Will you give every entry again exactly as it stands?
**** Working data ****
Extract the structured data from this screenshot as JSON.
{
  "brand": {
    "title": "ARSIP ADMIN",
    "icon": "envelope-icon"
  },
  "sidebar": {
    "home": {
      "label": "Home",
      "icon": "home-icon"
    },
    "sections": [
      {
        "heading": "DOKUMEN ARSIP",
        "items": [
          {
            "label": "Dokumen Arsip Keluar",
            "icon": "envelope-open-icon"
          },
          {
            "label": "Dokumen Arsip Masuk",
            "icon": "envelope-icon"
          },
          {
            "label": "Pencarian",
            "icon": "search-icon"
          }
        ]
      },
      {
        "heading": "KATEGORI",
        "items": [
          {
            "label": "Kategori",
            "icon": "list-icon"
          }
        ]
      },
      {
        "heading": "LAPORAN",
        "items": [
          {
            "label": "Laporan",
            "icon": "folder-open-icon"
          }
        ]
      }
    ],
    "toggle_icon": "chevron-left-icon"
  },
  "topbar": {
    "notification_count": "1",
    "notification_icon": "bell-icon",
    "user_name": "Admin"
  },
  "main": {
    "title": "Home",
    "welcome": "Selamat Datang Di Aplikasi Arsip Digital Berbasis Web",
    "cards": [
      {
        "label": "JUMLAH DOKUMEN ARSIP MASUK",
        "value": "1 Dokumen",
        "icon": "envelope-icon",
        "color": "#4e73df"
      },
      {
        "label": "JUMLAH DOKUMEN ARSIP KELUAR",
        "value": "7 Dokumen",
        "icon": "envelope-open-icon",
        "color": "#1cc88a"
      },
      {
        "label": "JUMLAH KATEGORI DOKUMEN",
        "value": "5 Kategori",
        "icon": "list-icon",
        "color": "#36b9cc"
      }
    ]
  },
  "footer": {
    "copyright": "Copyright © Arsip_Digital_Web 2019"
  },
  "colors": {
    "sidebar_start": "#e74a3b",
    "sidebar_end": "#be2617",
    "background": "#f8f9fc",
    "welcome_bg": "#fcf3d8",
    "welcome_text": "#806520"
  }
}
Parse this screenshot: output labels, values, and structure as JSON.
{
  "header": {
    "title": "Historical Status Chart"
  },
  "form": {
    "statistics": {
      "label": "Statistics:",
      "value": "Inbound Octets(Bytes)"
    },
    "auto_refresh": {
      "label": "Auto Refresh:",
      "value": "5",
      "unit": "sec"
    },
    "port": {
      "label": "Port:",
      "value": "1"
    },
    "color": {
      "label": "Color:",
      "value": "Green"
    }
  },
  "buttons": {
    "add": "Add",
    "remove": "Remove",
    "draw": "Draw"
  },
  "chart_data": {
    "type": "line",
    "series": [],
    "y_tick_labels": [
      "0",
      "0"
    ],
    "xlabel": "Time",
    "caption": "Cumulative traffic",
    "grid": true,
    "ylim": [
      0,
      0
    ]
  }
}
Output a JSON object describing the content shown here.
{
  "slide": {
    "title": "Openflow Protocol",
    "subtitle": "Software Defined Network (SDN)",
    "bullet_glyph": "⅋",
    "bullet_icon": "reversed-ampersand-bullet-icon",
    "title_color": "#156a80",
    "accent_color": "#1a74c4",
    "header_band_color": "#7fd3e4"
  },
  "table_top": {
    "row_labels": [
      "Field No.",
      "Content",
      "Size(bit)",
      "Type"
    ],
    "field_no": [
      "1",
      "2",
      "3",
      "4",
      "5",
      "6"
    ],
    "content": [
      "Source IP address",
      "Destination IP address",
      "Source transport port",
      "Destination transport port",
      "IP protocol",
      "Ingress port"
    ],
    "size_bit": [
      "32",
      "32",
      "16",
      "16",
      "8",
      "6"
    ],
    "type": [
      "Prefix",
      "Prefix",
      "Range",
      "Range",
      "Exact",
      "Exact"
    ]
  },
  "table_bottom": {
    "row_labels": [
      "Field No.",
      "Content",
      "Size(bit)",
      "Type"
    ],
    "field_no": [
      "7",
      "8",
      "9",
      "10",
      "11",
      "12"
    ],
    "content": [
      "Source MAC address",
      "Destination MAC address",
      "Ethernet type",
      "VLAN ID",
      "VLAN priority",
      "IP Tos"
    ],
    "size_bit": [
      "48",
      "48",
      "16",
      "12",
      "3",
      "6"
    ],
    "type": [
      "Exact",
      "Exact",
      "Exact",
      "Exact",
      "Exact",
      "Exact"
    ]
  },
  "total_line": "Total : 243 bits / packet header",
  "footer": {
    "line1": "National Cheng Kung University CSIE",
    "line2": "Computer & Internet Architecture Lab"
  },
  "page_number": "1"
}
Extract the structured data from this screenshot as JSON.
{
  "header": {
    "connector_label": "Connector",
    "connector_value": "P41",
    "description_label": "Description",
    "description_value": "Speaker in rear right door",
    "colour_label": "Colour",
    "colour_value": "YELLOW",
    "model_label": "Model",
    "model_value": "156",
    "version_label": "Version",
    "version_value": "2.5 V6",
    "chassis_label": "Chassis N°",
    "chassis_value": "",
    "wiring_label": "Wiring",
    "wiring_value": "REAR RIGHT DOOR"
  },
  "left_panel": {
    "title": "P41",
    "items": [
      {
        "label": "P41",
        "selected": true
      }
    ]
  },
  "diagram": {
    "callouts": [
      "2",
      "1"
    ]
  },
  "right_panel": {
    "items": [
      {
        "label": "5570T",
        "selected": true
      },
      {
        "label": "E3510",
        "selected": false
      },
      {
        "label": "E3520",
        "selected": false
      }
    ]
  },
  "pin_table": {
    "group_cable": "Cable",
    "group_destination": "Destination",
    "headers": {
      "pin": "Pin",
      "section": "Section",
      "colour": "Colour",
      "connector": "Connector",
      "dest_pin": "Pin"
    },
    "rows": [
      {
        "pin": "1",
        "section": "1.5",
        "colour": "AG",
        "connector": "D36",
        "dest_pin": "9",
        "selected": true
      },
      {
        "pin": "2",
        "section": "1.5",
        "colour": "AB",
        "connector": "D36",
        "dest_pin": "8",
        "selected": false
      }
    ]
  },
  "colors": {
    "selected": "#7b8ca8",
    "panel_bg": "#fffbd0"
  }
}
****
The solution ▸
Extract the structured data from this screenshot as JSON.
{
  "brand": {
    "title": "ARSIP ADMIN",
    "icon": "envelope-icon"
  },
  "sidebar": {
    "home": {
      "label": "Home",
      "icon": "home-icon"
    },
    "sections": [
      {
        "heading": "DOKUMEN ARSIP",
        "items": [
          {
            "label": "Dokumen Arsip Keluar",
            "icon": "envelope-open-icon"
          },
          {
            "label": "Dokumen Arsip Masuk",
            "icon": "envelope-icon"
          },
          {
            "label": "Pencarian",
            "icon": "search-icon"
          }
        ]
      },
      {
        "heading": "KATEGORI",
        "items": [
          {
            "label": "Kategori",
            "icon": "list-icon"
          }
        ]
      },
      {
        "heading": "LAPORAN",
        "items": [
          {
            "label": "Laporan",
            "icon": "folder-open-icon"
          }
        ]
      }
    ],
    "toggle_icon": "chevron-left-icon"
  },
  "topbar": {
    "notification_count": "1",
    "notification_icon": "bell-icon",
    "user_name": "Admin"
  },
  "main": {
    "title": "Home",
    "welcome": "Selamat Datang Di Aplikasi Arsip Digital Berbasis Web",
    "cards": [
      {
        "label": "JUMLAH DOKUMEN ARSIP MASUK",
        "value": "1 Dokumen",
        "icon": "envelope-icon",
        "color": "#4e73df"
      },
      {
        "label": "JUMLAH DOKUMEN ARSIP KELUAR",
        "value": "7 Dokumen",
        "icon": "envelope-open-icon",
        "color": "#1cc88a"
      },
      {
        "label": "JUMLAH KATEGORI DOKUMEN",
        "value": "5 Kategori",
        "icon": "list-icon",
        "color": "#36b9cc"
      }
    ]
  },
  "footer": {
    "copyright": "Copyright © Arsip_Digital_Web 2019"
  },
  "colors": {
    "sidebar_start": "#e74a3b",
    "sidebar_end": "#be2617",
    "background": "#f8f9fc",
    "welcome_bg": "#fcf3d8",
    "welcome_text": "#806520"
  }
}
Parse this screenshot: output labels, values, and structure as JSON.
{
  "header": {
    "title": "Historical Status Chart"
  },
  "form": {
    "statistics": {
      "label": "Statistics:",
      "value": "Inbound Octets(Bytes)"
    },
    "auto_refresh": {
      "label": "Auto Refresh:",
      "value": "5",
      "unit": "sec"
    },
    "port": {
      "label": "Port:",
      "value": "1"
    },
    "color": {
      "label": "Color:",
      "value": "Green"
    }
  },
  "buttons": {
    "add": "Add",
    "remove": "Remove",
    "draw": "Draw"
  },
  "chart_data": {
    "type": "line",
    "series": [],
    "y_tick_labels": [
      "0",
      "0"
    ],
    "xlabel": "Time",
    "caption": "Cumulative traffic",
    "grid": true,
    "ylim": [
      0,
      0
    ]
  }
}
Output a JSON object describing the content shown here.
{
  "slide": {
    "title": "Openflow Protocol",
    "subtitle": "Software Defined Network (SDN)",
    "bullet_glyph": "⅋",
    "bullet_icon": "reversed-ampersand-bullet-icon",
    "title_color": "#156a80",
    "accent_color": "#1a74c4",
    "header_band_color": "#7fd3e4"
  },
  "table_top": {
    "row_labels": [
      "Field No.",
      "Content",
      "Size(bit)",
      "Type"
    ],
    "field_no": [
      "1",
      "2",
      "3",
      "4",
      "5",
      "6"
    ],
    "content": [
      "Source IP address",
      "Destination IP address",
      "Source transport port",
      "Destination transport port",
      "IP protocol",
      "Ingress port"
    ],
    "size_bit": [
      "32",
      "32",
      "16",
      "16",
      "8",
      "6"
    ],
    "type": [
      "Prefix",
      "Prefix",
      "Range",
      "Range",
      "Exact",
      "Exact"
    ]
  },
  "table_bottom": {
    "row_labels": [
      "Field No.",
      "Content",
      "Size(bit)",
      "Type"
    ],
    "field_no": [
      "7",
      "8",
      "9",
      "10",
      "11",
      "12"
    ],
    "content": [
      "Source MAC address",
      "Destination MAC address",
      "Ethernet type",
      "VLAN ID",
      "VLAN priority",
      "IP Tos"
    ],
    "size_bit": [
      "48",
      "48",
      "16",
      "12",
      "3",
      "6"
    ],
    "type": [
      "Exact",
      "Exact",
      "Exact",
      "Exact",
      "Exact",
      "Exact"
    ]
  },
  "total_line": "Total : 243 bits / packet header",
  "footer": {
    "line1": "National Cheng Kung University CSIE",
    "line2": "Computer & Internet Architecture Lab"
  },
  "page_number": "1"
}
Extract the structured data from this screenshot as JSON.
{
  "header": {
    "connector_label": "Connector",
    "connector_value": "P41",
    "description_label": "Description",
    "description_value": "Speaker in rear right door",
    "colour_label": "Colour",
    "colour_value": "YELLOW",
    "model_label": "Model",
    "model_value": "156",
    "version_label": "Version",
    "version_value": "2.5 V6",
    "chassis_label": "Chassis N°",
    "chassis_value": "",
    "wiring_label": "Wiring",
    "wiring_value": "REAR RIGHT DOOR"
  },
  "left_panel": {
    "title": "P41",
    "items": [
      {
        "label": "P41",
        "selected": true
      }
    ]
  },
  "diagram": {
    "callouts": [
      "2",
      "1"
    ]
  },
  "right_panel": {
    "items": [
      {
        "label": "5570T",
        "selected": true
      },
      {
        "label": "E3510",
        "selected": false
      },
      {
        "label": "E3520",
        "selected": false
      }
    ]
  },
  "pin_table": {
    "group_cable": "Cable",
    "group_destination": "Destination",
    "headers": {
      "pin": "Pin",
      "section": "Section",
      "colour": "Colour",
      "connector": "Connector",
      "dest_pin": "Pin"
    },
    "rows": [
      {
        "pin": "1",
        "section": "1.5",
        "colour": "AG",
        "connector": "D36",
        "dest_pin": "9",
        "selected": true
      },
      {
        "pin": "2",
        "section": "1.5",
        "colour": "AB",
        "connector": "D36",
        "dest_pin": "8",
        "selected": false
      }
    ]
  },
  "colors": {
    "selected": "#7b8ca8",
    "panel_bg": "#fffbd0"
  }
}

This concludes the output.